- **ROWS**:

───

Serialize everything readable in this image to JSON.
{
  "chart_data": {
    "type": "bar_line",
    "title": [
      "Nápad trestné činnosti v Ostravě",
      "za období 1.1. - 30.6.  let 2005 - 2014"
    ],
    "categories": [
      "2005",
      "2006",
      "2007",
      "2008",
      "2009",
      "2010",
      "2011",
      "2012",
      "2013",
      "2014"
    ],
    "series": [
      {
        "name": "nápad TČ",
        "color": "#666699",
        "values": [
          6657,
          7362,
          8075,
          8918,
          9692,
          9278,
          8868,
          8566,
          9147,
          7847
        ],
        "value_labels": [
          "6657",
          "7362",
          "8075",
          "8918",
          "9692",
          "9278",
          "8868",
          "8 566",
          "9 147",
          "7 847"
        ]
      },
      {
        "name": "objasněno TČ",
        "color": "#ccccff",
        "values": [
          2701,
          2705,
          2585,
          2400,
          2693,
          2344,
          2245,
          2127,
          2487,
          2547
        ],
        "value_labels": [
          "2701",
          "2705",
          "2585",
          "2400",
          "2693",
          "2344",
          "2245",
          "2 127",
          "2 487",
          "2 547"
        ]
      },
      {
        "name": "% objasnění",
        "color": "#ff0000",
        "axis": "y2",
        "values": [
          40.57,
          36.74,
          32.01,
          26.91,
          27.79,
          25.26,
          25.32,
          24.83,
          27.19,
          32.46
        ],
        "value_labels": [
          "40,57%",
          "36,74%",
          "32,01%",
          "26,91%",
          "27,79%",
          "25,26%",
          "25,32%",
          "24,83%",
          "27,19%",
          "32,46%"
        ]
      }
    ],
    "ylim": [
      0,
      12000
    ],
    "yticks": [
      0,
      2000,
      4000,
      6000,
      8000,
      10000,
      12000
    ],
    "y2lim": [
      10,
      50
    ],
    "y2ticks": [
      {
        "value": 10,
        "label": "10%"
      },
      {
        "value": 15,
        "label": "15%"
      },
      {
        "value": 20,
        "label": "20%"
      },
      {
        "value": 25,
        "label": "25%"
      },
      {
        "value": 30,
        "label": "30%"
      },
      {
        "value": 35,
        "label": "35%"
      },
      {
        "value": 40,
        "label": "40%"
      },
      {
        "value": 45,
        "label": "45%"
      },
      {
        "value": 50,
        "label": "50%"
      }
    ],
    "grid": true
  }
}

───

Scan the records above for the string "color", then report every line that contains it.

- **SOLUTION**:
        "color": "#666699",
        "color": "#ccccff",
        "color": "#ff0000",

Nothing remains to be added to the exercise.